"""

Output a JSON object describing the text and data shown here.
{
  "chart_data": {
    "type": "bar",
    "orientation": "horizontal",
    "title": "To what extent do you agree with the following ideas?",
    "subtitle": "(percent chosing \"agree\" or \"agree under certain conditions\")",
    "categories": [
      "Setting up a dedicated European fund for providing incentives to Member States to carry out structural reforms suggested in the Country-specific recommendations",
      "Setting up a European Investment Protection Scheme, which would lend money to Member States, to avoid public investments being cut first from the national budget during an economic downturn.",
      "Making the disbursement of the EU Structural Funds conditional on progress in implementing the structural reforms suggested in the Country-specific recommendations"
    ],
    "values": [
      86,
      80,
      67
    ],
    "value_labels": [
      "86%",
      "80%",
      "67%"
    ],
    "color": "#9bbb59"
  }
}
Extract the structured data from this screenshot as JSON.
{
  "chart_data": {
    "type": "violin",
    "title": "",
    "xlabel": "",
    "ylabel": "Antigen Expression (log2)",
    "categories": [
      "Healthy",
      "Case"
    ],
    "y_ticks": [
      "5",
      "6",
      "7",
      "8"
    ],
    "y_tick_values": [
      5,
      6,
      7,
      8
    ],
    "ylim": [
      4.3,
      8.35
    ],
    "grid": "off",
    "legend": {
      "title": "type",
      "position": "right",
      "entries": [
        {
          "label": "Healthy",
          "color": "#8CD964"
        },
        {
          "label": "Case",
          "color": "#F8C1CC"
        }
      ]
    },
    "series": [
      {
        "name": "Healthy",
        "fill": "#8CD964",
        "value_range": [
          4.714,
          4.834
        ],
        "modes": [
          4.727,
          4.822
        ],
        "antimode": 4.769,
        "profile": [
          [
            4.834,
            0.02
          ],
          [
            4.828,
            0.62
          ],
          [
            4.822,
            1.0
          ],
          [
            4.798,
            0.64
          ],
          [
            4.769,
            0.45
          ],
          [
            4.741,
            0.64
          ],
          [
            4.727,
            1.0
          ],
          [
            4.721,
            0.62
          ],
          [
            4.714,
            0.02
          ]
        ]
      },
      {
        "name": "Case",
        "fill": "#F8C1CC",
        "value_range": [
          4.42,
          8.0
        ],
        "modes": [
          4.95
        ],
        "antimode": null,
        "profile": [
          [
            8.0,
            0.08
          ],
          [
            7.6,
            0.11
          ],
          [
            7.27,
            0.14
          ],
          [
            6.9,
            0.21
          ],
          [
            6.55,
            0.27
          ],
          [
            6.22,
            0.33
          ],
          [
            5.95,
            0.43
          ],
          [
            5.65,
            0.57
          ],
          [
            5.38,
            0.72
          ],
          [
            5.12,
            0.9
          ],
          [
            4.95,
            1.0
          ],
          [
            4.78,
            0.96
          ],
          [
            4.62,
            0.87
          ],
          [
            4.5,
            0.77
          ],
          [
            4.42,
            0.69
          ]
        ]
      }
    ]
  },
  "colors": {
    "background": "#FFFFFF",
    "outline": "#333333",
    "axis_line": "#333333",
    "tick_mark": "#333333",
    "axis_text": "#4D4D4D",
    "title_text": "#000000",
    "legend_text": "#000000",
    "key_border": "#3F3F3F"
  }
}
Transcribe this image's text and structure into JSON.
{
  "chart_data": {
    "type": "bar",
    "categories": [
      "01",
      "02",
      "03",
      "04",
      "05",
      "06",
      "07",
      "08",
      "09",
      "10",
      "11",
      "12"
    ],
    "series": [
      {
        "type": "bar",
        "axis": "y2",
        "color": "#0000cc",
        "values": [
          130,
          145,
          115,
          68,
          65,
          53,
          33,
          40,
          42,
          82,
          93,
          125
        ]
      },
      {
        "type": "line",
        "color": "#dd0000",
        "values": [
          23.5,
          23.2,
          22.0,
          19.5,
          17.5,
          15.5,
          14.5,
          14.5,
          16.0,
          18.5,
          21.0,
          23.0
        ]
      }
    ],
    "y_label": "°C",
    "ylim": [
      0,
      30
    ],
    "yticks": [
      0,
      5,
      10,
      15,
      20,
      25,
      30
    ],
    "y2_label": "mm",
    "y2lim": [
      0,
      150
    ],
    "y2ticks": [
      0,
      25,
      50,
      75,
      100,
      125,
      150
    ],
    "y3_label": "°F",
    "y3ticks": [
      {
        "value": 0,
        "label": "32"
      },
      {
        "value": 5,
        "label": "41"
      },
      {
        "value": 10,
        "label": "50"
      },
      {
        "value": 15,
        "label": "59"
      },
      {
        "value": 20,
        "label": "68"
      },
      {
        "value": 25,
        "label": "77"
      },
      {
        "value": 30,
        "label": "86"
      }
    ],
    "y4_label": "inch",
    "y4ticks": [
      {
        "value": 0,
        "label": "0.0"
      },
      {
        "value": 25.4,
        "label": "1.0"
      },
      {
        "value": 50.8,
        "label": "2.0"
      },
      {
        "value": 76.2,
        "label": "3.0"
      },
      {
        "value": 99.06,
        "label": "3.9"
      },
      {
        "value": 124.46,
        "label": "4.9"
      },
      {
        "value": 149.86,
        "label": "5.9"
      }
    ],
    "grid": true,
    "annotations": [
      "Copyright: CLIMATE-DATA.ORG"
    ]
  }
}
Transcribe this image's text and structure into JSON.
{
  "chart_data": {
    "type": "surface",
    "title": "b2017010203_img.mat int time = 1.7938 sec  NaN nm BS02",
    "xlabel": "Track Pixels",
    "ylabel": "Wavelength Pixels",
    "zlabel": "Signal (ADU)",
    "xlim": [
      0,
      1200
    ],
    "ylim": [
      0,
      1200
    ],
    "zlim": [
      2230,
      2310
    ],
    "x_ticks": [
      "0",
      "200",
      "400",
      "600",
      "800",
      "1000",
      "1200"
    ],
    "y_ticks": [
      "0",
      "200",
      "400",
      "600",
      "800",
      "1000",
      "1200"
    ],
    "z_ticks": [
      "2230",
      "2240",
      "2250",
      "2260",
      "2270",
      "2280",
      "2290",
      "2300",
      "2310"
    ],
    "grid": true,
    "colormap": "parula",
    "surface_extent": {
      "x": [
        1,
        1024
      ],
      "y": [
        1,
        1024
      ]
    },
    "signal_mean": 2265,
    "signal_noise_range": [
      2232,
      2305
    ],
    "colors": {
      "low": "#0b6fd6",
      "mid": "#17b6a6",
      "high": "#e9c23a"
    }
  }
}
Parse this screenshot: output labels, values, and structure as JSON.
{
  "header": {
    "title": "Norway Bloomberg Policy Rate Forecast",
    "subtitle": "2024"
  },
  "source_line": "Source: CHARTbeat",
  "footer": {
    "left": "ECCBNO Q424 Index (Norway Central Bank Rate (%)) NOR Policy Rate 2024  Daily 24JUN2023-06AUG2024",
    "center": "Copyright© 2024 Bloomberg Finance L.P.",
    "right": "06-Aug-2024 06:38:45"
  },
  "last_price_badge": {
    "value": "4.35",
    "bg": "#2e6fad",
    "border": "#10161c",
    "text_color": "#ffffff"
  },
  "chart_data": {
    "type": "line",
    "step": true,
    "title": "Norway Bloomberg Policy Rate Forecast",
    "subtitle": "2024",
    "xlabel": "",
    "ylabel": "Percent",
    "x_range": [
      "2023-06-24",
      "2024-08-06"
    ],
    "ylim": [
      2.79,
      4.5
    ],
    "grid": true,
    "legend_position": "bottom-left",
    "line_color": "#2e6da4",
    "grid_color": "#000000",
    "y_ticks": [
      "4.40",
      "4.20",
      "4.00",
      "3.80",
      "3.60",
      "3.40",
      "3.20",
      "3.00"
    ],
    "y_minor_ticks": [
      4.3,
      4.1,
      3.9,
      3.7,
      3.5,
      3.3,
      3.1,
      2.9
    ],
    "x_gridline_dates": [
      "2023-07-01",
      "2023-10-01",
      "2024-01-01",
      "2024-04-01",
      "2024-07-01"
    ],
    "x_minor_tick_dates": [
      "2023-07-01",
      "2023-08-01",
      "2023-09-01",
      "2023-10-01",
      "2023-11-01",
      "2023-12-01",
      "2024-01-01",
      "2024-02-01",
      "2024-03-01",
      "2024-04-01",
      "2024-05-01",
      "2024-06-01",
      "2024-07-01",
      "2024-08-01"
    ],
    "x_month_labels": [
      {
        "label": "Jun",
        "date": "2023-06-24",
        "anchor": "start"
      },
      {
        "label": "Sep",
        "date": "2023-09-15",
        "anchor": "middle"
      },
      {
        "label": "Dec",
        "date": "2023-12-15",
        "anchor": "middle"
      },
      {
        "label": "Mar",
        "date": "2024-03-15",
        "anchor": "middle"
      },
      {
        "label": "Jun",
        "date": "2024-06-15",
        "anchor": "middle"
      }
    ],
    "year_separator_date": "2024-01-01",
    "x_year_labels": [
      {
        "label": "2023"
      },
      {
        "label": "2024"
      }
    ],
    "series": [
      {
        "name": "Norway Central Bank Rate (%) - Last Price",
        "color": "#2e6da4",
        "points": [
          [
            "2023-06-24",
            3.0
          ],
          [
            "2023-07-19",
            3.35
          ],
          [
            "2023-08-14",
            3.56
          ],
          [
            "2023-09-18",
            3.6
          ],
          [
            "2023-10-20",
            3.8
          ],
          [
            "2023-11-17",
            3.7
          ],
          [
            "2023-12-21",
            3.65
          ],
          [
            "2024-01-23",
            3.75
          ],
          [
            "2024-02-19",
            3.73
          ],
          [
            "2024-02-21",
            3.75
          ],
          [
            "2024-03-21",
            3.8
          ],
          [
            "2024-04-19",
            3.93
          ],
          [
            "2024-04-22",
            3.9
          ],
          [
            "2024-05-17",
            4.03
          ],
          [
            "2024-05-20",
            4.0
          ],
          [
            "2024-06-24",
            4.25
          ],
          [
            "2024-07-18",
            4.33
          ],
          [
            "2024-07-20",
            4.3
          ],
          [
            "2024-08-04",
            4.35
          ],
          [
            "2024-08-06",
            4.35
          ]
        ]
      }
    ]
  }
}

"""

Instructions for the task:
Where a line in the entries holds "this", copy that line.

Finished task:
Extract the structured data from this screenshot as JSON.
Transcribe this image's text and structure into JSON.
Transcribe this image's text and structure into JSON.
Parse this screenshot: output labels, values, and structure as JSON.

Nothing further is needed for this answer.